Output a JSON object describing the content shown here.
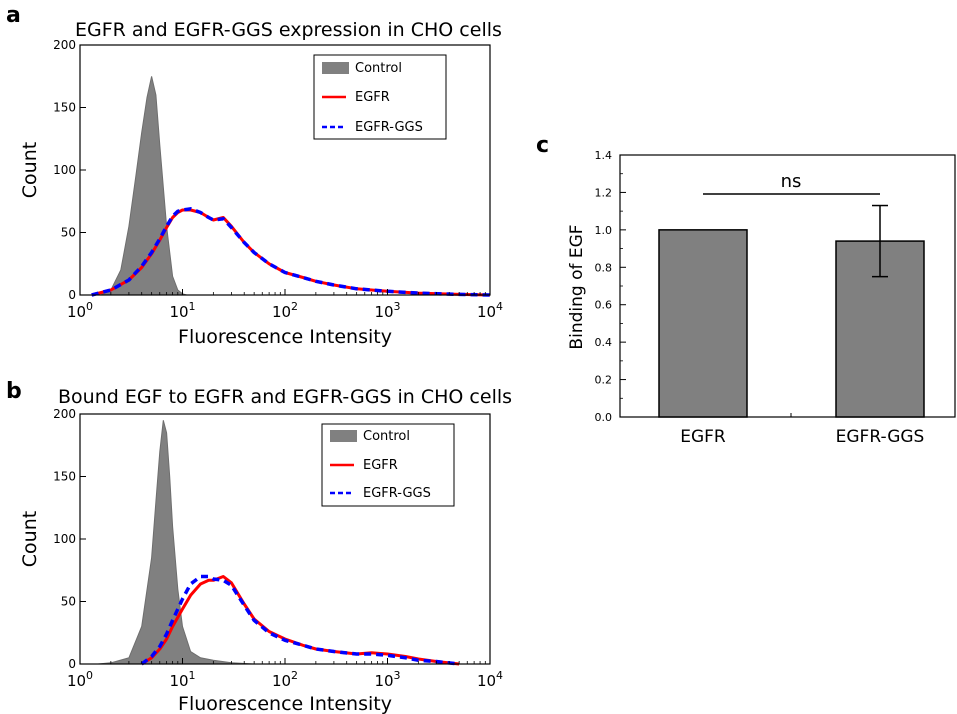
{
  "chart_data": [
    {
      "panel": "a",
      "type": "area",
      "title": "EGFR and EGFR-GGS expression in CHO cells",
      "xlabel": "Fluorescence Intensity",
      "ylabel": "Count",
      "xscale": "log",
      "xlim": [
        1,
        10000
      ],
      "ylim": [
        0,
        200
      ],
      "xticks": [
        1,
        10,
        100,
        1000,
        10000
      ],
      "xtick_labels": [
        {
          "base": "10",
          "exp": "0"
        },
        {
          "base": "10",
          "exp": "1"
        },
        {
          "base": "10",
          "exp": "2"
        },
        {
          "base": "10",
          "exp": "3"
        },
        {
          "base": "10",
          "exp": "4"
        }
      ],
      "yticks": [
        0,
        50,
        100,
        150,
        200
      ],
      "ytick_labels": [
        "0",
        "50",
        "100",
        "150",
        "200"
      ],
      "legend_position": "top-right",
      "series": [
        {
          "name": "Control",
          "style": "filled",
          "color": "#808080",
          "x": [
            1.6,
            2.0,
            2.5,
            3.0,
            3.5,
            4.0,
            4.5,
            5.0,
            5.5,
            6.0,
            7.0,
            8.0,
            9.0,
            10.0,
            11.0
          ],
          "y": [
            0,
            4,
            20,
            55,
            95,
            130,
            158,
            175,
            160,
            120,
            55,
            15,
            4,
            1,
            0
          ]
        },
        {
          "name": "EGFR",
          "style": "solid",
          "color": "#ff0000",
          "x": [
            1.3,
            2.0,
            3.0,
            4.0,
            5.0,
            6.0,
            7.0,
            8.0,
            9.0,
            10.0,
            12.0,
            15.0,
            18.0,
            20.0,
            25.0,
            30.0,
            40.0,
            50.0,
            70.0,
            100.0,
            150.0,
            200.0,
            300.0,
            500.0,
            700.0,
            1000.0,
            2000.0,
            5000.0,
            10000.0
          ],
          "y": [
            0,
            4,
            12,
            22,
            33,
            44,
            54,
            62,
            66,
            68,
            68,
            66,
            62,
            60,
            62,
            55,
            42,
            34,
            25,
            18,
            14,
            11,
            8,
            5,
            4,
            3,
            1.5,
            0.5,
            0
          ]
        },
        {
          "name": "EGFR-GGS",
          "style": "dashed",
          "color": "#0000ff",
          "x": [
            1.3,
            2.0,
            3.0,
            4.0,
            5.0,
            6.0,
            7.0,
            8.0,
            9.0,
            10.0,
            12.0,
            15.0,
            18.0,
            20.0,
            25.0,
            30.0,
            40.0,
            50.0,
            70.0,
            100.0,
            150.0,
            200.0,
            300.0,
            500.0,
            700.0,
            1000.0,
            2000.0,
            5000.0,
            10000.0
          ],
          "y": [
            0,
            4,
            12,
            23,
            34,
            45,
            55,
            63,
            67,
            68,
            69,
            66,
            62,
            60,
            61,
            54,
            42,
            34,
            25,
            18,
            14,
            11,
            8,
            5,
            4,
            3,
            1.5,
            0.5,
            0
          ]
        }
      ]
    },
    {
      "panel": "b",
      "type": "area",
      "title": "Bound EGF to EGFR and EGFR-GGS in CHO cells",
      "xlabel": "Fluorescence Intensity",
      "ylabel": "Count",
      "xscale": "log",
      "xlim": [
        1,
        10000
      ],
      "ylim": [
        0,
        200
      ],
      "xticks": [
        1,
        10,
        100,
        1000,
        10000
      ],
      "xtick_labels": [
        {
          "base": "10",
          "exp": "0"
        },
        {
          "base": "10",
          "exp": "1"
        },
        {
          "base": "10",
          "exp": "2"
        },
        {
          "base": "10",
          "exp": "3"
        },
        {
          "base": "10",
          "exp": "4"
        }
      ],
      "yticks": [
        0,
        50,
        100,
        150,
        200
      ],
      "ytick_labels": [
        "0",
        "50",
        "100",
        "150",
        "200"
      ],
      "legend_position": "top-right",
      "series": [
        {
          "name": "Control",
          "style": "filled",
          "color": "#808080",
          "x": [
            1.5,
            2.0,
            3.0,
            4.0,
            5.0,
            5.5,
            6.0,
            6.5,
            7.0,
            7.5,
            8.0,
            9.0,
            10.0,
            12.0,
            15.0,
            20.0,
            30.0,
            50.0
          ],
          "y": [
            0,
            1,
            5,
            30,
            85,
            130,
            170,
            195,
            185,
            150,
            110,
            60,
            30,
            10,
            5,
            3,
            1,
            0
          ]
        },
        {
          "name": "EGFR",
          "style": "solid",
          "color": "#ff0000",
          "x": [
            4.0,
            5.0,
            6.0,
            7.0,
            8.0,
            10.0,
            12.0,
            15.0,
            18.0,
            20.0,
            25.0,
            30.0,
            40.0,
            50.0,
            70.0,
            100.0,
            150.0,
            200.0,
            300.0,
            500.0,
            700.0,
            1000.0,
            1500.0,
            2000.0,
            3000.0,
            5000.0
          ],
          "y": [
            0,
            5,
            12,
            20,
            30,
            44,
            55,
            64,
            67,
            67,
            70,
            65,
            48,
            36,
            26,
            20,
            15,
            12,
            10,
            8,
            9,
            8,
            6,
            4,
            2,
            0
          ]
        },
        {
          "name": "EGFR-GGS",
          "style": "dashed",
          "color": "#0000ff",
          "x": [
            4.0,
            5.0,
            6.0,
            7.0,
            8.0,
            10.0,
            12.0,
            15.0,
            18.0,
            20.0,
            25.0,
            30.0,
            40.0,
            50.0,
            70.0,
            100.0,
            150.0,
            200.0,
            300.0,
            500.0,
            700.0,
            1000.0,
            1500.0,
            2000.0,
            3000.0,
            5000.0
          ],
          "y": [
            0,
            6,
            14,
            24,
            35,
            52,
            64,
            70,
            70,
            68,
            67,
            63,
            47,
            35,
            25,
            19,
            15,
            12,
            10,
            8,
            8,
            7,
            5,
            3,
            2,
            0
          ]
        }
      ]
    },
    {
      "panel": "c",
      "type": "bar",
      "title": "",
      "xlabel": "",
      "ylabel": "Binding of EGF",
      "categories": [
        "EGFR",
        "EGFR-GGS"
      ],
      "values": [
        1.0,
        0.94
      ],
      "error": [
        0.0,
        0.19
      ],
      "ylim": [
        0.0,
        1.4
      ],
      "yticks": [
        0.0,
        0.2,
        0.4,
        0.6,
        0.8,
        1.0,
        1.2,
        1.4
      ],
      "ytick_labels": [
        "0.0",
        "0.2",
        "0.4",
        "0.6",
        "0.8",
        "1.0",
        "1.2",
        "1.4"
      ],
      "bar_color": "#808080",
      "annotation": "ns"
    }
  ],
  "panel_labels": {
    "a": "a",
    "b": "b",
    "c": "c"
  },
  "legend": [
    "Control",
    "EGFR",
    "EGFR-GGS"
  ]
}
────
(Task directions) Give the records a second time exactly, keeping the images out.

(Solution below)
Output a JSON object describing the content shown here.
{
  "chart_data": [
    {
      "panel": "a",
      "type": "area",
      "title": "EGFR and EGFR-GGS expression in CHO cells",
      "xlabel": "Fluorescence Intensity",
      "ylabel": "Count",
      "xscale": "log",
      "xlim": [
        1,
        10000
      ],
      "ylim": [
        0,
        200
      ],
      "xticks": [
        1,
        10,
        100,
        1000,
        10000
      ],
      "xtick_labels": [
        {
          "base": "10",
          "exp": "0"
        },
        {
          "base": "10",
          "exp": "1"
        },
        {
          "base": "10",
          "exp": "2"
        },
        {
          "base": "10",
          "exp": "3"
        },
        {
          "base": "10",
          "exp": "4"
        }
      ],
      "yticks": [
        0,
        50,
        100,
        150,
        200
      ],
      "ytick_labels": [
        "0",
        "50",
        "100",
        "150",
        "200"
      ],
      "legend_position": "top-right",
      "series": [
        {
          "name": "Control",
          "style": "filled",
          "color": "#808080",
          "x": [
            1.6,
            2.0,
            2.5,
            3.0,
            3.5,
            4.0,
            4.5,
            5.0,
            5.5,
            6.0,
            7.0,
            8.0,
            9.0,
            10.0,
            11.0
          ],
          "y": [
            0,
            4,
            20,
            55,
            95,
            130,
            158,
            175,
            160,
            120,
            55,
            15,
            4,
            1,
            0
          ]
        },
        {
          "name": "EGFR",
          "style": "solid",
          "color": "#ff0000",
          "x": [
            1.3,
            2.0,
            3.0,
            4.0,
            5.0,
            6.0,
            7.0,
            8.0,
            9.0,
            10.0,
            12.0,
            15.0,
            18.0,
            20.0,
            25.0,
            30.0,
            40.0,
            50.0,
            70.0,
            100.0,
            150.0,
            200.0,
            300.0,
            500.0,
            700.0,
            1000.0,
            2000.0,
            5000.0,
            10000.0
          ],
          "y": [
            0,
            4,
            12,
            22,
            33,
            44,
            54,
            62,
            66,
            68,
            68,
            66,
            62,
            60,
            62,
            55,
            42,
            34,
            25,
            18,
            14,
            11,
            8,
            5,
            4,
            3,
            1.5,
            0.5,
            0
          ]
        },
        {
          "name": "EGFR-GGS",
          "style": "dashed",
          "color": "#0000ff",
          "x": [
            1.3,
            2.0,
            3.0,
            4.0,
            5.0,
            6.0,
            7.0,
            8.0,
            9.0,
            10.0,
            12.0,
            15.0,
            18.0,
            20.0,
            25.0,
            30.0,
            40.0,
            50.0,
            70.0,
            100.0,
            150.0,
            200.0,
            300.0,
            500.0,
            700.0,
            1000.0,
            2000.0,
            5000.0,
            10000.0
          ],
          "y": [
            0,
            4,
            12,
            23,
            34,
            45,
            55,
            63,
            67,
            68,
            69,
            66,
            62,
            60,
            61,
            54,
            42,
            34,
            25,
            18,
            14,
            11,
            8,
            5,
            4,
            3,
            1.5,
            0.5,
            0
          ]
        }
      ]
    },
    {
      "panel": "b",
      "type": "area",
      "title": "Bound EGF to EGFR and EGFR-GGS in CHO cells",
      "xlabel": "Fluorescence Intensity",
      "ylabel": "Count",
      "xscale": "log",
      "xlim": [
        1,
        10000
      ],
      "ylim": [
        0,
        200
      ],
      "xticks": [
        1,
        10,
        100,
        1000,
        10000
      ],
      "xtick_labels": [
        {
          "base": "10",
          "exp": "0"
        },
        {
          "base": "10",
          "exp": "1"
        },
        {
          "base": "10",
          "exp": "2"
        },
        {
          "base": "10",
          "exp": "3"
        },
        {
          "base": "10",
          "exp": "4"
        }
      ],
      "yticks": [
        0,
        50,
        100,
        150,
        200
      ],
      "ytick_labels": [
        "0",
        "50",
        "100",
        "150",
        "200"
      ],
      "legend_position": "top-right",
      "series": [
        {
          "name": "Control",
          "style": "filled",
          "color": "#808080",
          "x": [
            1.5,
            2.0,
            3.0,
            4.0,
            5.0,
            5.5,
            6.0,
            6.5,
            7.0,
            7.5,
            8.0,
            9.0,
            10.0,
            12.0,
            15.0,
            20.0,
            30.0,
            50.0
          ],
          "y": [
            0,
            1,
            5,
            30,
            85,
            130,
            170,
            195,
            185,
            150,
            110,
            60,
            30,
            10,
            5,
            3,
            1,
            0
          ]
        },
        {
          "name": "EGFR",
          "style": "solid",
          "color": "#ff0000",
          "x": [
            4.0,
            5.0,
            6.0,
            7.0,
            8.0,
            10.0,
            12.0,
            15.0,
            18.0,
            20.0,
            25.0,
            30.0,
            40.0,
            50.0,
            70.0,
            100.0,
            150.0,
            200.0,
            300.0,
            500.0,
            700.0,
            1000.0,
            1500.0,
            2000.0,
            3000.0,
            5000.0
          ],
          "y": [
            0,
            5,
            12,
            20,
            30,
            44,
            55,
            64,
            67,
            67,
            70,
            65,
            48,
            36,
            26,
            20,
            15,
            12,
            10,
            8,
            9,
            8,
            6,
            4,
            2,
            0
          ]
        },
        {
          "name": "EGFR-GGS",
          "style": "dashed",
          "color": "#0000ff",
          "x": [
            4.0,
            5.0,
            6.0,
            7.0,
            8.0,
            10.0,
            12.0,
            15.0,
            18.0,
            20.0,
            25.0,
            30.0,
            40.0,
            50.0,
            70.0,
            100.0,
            150.0,
            200.0,
            300.0,
            500.0,
            700.0,
            1000.0,
            1500.0,
            2000.0,
            3000.0,
            5000.0
          ],
          "y": [
            0,
            6,
            14,
            24,
            35,
            52,
            64,
            70,
            70,
            68,
            67,
            63,
            47,
            35,
            25,
            19,
            15,
            12,
            10,
            8,
            8,
            7,
            5,
            3,
            2,
            0
          ]
        }
      ]
    },
    {
      "panel": "c",
      "type": "bar",
      "title": "",
      "xlabel": "",
      "ylabel": "Binding of EGF",
      "categories": [
        "EGFR",
        "EGFR-GGS"
      ],
      "values": [
        1.0,
        0.94
      ],
      "error": [
        0.0,
        0.19
      ],
      "ylim": [
        0.0,
        1.4
      ],
      "yticks": [
        0.0,
        0.2,
        0.4,
        0.6,
        0.8,
        1.0,
        1.2,
        1.4
      ],
      "ytick_labels": [
        "0.0",
        "0.2",
        "0.4",
        "0.6",
        "0.8",
        "1.0",
        "1.2",
        "1.4"
      ],
      "bar_color": "#808080",
      "annotation": "ns"
    }
  ],
  "panel_labels": {
    "a": "a",
    "b": "b",
    "c": "c"
  },
  "legend": [
    "Control",
    "EGFR",
    "EGFR-GGS"
  ]
}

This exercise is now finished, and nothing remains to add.